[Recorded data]
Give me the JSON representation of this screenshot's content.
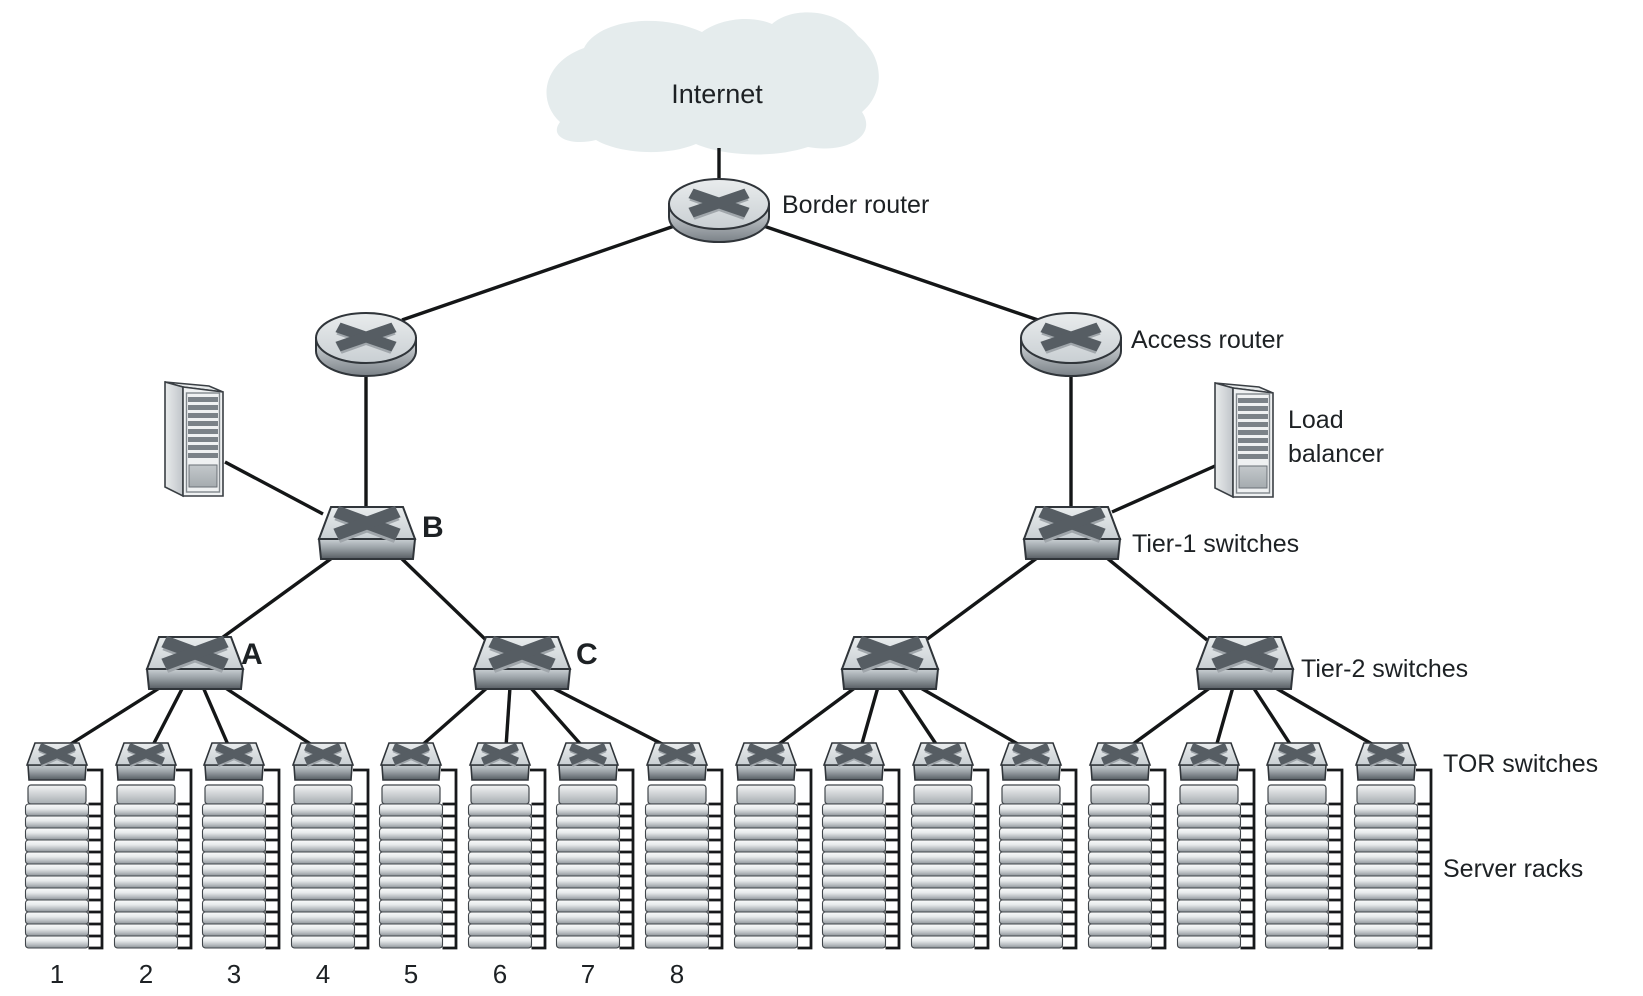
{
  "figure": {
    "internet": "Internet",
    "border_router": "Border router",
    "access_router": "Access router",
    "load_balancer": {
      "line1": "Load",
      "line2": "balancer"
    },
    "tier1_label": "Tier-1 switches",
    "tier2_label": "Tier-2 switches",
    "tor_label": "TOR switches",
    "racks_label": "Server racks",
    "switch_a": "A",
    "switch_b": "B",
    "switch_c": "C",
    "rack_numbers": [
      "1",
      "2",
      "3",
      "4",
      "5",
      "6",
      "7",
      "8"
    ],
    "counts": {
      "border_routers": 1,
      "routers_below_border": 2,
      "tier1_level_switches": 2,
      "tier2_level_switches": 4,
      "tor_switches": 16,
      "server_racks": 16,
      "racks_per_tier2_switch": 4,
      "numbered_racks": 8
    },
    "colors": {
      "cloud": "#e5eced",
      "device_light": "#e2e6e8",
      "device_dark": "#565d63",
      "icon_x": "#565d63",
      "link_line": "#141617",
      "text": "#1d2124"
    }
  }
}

* * *

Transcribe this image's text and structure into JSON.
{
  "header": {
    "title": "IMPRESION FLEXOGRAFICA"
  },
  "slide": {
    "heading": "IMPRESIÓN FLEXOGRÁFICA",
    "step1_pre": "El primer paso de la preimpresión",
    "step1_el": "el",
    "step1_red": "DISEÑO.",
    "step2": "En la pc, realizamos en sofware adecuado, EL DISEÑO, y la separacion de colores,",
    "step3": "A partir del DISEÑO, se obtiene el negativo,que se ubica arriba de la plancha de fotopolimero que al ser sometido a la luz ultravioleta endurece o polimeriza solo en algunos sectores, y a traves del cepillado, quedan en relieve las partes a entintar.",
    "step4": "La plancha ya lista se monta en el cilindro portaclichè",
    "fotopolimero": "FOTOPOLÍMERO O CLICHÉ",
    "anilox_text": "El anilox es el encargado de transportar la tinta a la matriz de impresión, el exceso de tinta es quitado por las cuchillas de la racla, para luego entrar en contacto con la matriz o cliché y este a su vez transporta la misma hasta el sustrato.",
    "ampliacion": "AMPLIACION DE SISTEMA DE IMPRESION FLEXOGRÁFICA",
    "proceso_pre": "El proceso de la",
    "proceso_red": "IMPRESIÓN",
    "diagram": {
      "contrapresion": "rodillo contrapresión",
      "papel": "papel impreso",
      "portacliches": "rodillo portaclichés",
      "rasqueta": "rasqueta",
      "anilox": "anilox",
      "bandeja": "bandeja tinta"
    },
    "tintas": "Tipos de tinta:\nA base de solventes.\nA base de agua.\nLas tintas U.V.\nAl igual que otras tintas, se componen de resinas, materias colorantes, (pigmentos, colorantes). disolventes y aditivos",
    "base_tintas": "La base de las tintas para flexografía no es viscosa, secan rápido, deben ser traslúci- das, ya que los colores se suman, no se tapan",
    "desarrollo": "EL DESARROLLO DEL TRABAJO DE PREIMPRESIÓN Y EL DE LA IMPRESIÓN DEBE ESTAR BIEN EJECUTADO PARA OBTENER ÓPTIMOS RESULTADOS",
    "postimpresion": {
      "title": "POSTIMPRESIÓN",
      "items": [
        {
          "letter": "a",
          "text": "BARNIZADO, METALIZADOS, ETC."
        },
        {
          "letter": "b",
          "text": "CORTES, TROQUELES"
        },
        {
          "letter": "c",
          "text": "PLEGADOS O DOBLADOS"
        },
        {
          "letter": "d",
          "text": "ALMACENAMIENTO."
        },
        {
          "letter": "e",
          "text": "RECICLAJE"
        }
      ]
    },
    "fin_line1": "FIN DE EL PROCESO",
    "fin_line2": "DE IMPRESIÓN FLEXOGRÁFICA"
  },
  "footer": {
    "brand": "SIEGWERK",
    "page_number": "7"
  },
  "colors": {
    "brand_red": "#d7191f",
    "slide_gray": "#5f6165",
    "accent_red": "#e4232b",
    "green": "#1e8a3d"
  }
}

==

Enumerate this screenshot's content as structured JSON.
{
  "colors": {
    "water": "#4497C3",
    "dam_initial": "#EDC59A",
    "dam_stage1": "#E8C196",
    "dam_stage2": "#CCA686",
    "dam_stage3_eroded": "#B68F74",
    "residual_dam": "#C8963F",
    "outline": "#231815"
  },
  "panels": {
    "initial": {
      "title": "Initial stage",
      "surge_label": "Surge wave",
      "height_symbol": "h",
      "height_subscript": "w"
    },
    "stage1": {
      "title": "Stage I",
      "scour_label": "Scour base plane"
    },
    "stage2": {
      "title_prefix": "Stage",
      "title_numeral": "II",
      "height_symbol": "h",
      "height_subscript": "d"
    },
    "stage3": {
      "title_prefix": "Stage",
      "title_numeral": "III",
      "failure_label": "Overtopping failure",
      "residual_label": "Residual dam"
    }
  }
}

* Task *
Copy every line above that holds the word "fotopolimero".

* Correct result *
    "step3": "A partir del DISEÑO, se obtiene el negativo,que se ubica arriba de la plancha de fotopolimero que al ser sometido a la luz ultravioleta endurece o polimeriza solo en algunos sectores, y a traves del cepillado, quedan en relieve las partes a entintar.",
    "fotopolimero": "FOTOPOLÍMERO O CLICHÉ",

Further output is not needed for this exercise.